■ Objective:
Copy the records below word for word, starting at the line that contains "List 100 of" and stopping after the line that contains "button[interactable]: Clear <box>120", and omit the pictures from your answer.

■ Listing:
** begin **

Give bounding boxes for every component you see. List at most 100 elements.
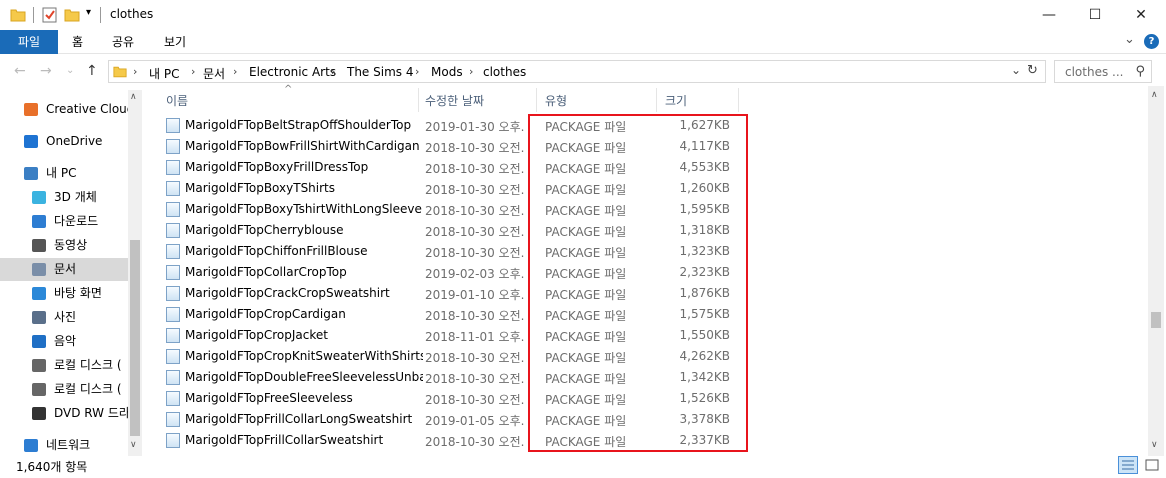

** end **
** begin **

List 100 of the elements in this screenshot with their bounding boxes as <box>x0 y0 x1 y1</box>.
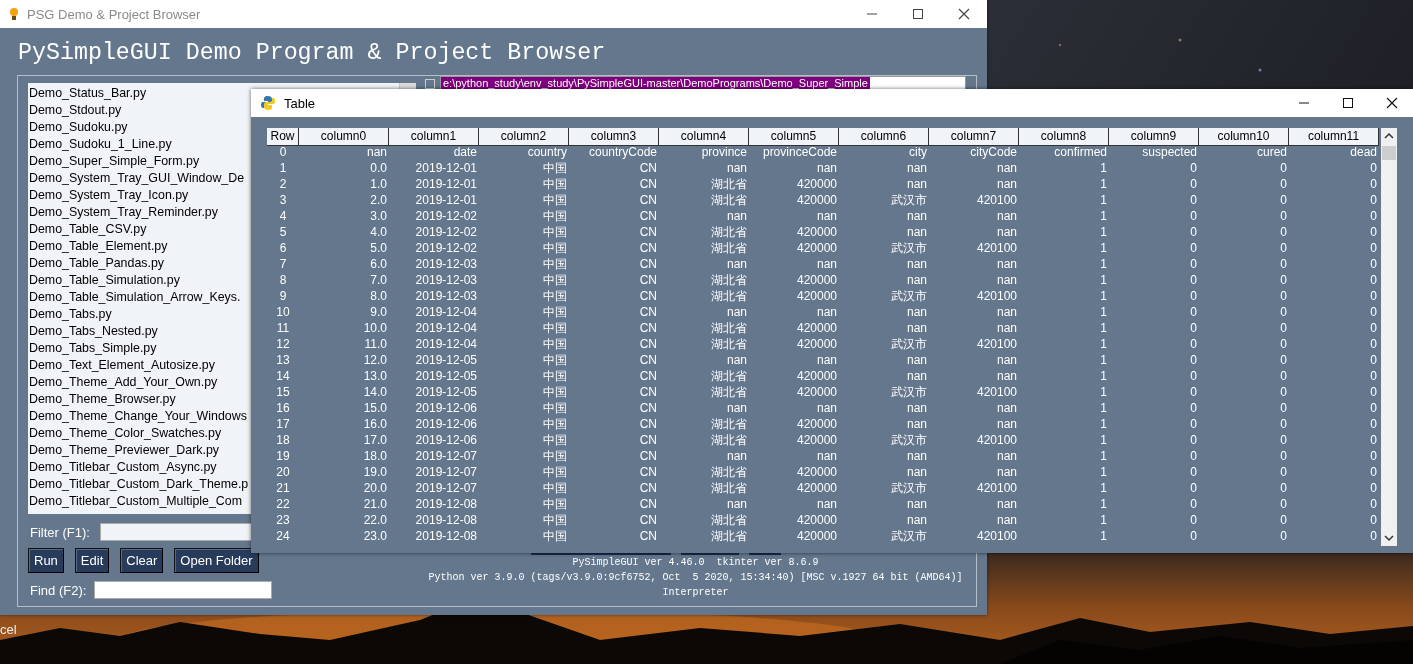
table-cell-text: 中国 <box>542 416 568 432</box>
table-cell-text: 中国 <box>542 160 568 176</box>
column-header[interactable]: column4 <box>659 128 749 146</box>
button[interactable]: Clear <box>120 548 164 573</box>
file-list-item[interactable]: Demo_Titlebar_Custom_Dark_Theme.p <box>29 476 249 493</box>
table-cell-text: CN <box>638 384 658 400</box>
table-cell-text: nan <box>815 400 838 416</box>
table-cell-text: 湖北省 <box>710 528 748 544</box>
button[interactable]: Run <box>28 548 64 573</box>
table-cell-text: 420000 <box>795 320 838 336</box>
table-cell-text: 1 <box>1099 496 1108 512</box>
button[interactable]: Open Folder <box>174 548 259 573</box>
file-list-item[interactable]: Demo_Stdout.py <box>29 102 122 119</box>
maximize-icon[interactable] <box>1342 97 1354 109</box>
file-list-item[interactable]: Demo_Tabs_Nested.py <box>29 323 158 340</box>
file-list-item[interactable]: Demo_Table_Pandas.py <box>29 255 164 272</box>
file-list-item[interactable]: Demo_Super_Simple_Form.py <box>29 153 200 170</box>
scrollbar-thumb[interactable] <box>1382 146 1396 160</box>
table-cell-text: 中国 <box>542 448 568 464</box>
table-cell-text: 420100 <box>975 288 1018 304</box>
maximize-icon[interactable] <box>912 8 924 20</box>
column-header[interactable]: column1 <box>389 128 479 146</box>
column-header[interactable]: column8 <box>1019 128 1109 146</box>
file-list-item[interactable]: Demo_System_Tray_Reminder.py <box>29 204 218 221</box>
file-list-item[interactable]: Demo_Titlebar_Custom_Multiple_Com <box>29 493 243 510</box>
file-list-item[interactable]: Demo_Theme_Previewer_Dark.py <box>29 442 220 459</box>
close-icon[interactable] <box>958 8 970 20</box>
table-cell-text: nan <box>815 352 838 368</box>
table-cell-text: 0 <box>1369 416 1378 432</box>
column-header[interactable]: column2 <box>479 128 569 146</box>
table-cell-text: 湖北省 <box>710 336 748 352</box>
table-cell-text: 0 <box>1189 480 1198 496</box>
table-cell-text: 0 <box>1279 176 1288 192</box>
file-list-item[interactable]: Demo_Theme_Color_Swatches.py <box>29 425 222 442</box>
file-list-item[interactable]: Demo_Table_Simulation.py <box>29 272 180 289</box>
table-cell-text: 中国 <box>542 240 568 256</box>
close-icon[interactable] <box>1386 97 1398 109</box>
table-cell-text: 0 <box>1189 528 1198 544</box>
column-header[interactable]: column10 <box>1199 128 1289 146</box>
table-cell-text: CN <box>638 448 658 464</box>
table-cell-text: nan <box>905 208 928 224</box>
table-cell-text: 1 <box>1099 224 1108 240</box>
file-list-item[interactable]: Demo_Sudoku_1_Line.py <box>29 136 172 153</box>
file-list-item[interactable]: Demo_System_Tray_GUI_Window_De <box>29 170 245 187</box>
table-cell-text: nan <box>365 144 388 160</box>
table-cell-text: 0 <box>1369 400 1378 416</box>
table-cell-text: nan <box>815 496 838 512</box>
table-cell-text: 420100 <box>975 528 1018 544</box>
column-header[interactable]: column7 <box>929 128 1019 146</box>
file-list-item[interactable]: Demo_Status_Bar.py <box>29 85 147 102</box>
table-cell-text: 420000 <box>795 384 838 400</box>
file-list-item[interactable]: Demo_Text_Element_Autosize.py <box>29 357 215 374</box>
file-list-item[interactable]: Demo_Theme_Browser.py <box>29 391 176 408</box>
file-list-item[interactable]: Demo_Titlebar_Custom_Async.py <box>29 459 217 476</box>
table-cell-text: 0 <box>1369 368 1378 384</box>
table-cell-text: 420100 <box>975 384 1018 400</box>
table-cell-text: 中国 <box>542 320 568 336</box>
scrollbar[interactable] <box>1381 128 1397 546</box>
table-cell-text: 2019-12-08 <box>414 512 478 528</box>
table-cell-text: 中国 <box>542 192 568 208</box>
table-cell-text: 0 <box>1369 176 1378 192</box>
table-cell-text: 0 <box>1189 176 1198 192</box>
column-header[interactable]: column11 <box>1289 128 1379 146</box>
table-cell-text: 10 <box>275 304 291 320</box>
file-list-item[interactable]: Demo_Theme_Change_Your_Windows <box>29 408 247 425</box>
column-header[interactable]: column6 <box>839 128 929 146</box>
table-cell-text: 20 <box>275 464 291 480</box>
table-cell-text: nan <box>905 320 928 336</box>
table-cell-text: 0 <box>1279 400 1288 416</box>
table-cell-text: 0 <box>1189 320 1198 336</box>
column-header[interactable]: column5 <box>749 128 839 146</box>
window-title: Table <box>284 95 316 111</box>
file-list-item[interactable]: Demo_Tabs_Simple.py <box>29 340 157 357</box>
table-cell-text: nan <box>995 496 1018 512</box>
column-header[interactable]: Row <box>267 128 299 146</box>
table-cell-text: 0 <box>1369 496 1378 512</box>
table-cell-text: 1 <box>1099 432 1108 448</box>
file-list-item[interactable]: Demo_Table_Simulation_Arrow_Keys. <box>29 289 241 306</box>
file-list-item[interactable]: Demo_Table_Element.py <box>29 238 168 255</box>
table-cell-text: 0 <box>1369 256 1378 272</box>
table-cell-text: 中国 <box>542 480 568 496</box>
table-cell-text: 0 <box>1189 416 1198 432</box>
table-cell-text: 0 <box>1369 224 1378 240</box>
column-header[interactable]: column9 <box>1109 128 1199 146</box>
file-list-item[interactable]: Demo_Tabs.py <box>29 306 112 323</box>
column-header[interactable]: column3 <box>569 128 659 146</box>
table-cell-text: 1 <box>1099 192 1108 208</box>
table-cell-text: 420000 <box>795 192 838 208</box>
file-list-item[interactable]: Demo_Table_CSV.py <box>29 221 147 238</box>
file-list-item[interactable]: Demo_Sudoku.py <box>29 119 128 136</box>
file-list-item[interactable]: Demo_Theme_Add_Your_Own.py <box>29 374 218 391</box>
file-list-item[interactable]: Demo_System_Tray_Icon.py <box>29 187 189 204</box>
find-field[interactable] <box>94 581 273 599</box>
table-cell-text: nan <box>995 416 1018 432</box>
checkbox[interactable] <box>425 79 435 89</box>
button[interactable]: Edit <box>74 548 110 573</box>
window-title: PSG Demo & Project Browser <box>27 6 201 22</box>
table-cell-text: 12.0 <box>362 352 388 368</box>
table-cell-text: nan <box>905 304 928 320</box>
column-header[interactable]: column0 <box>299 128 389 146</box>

** end **

■ Answer to the exercise:
List 100 of the elements in this screenshot with their bounding boxes as <box>x0 y0 x1 y1</box>.
table-cell-text: 中国 <box>542 416 568 432</box>
table-cell-text: 中国 <box>542 160 568 176</box>
column-header[interactable]: column4 <box>659 128 749 146</box>
button[interactable]: Clear <box>120 548 164 573</box>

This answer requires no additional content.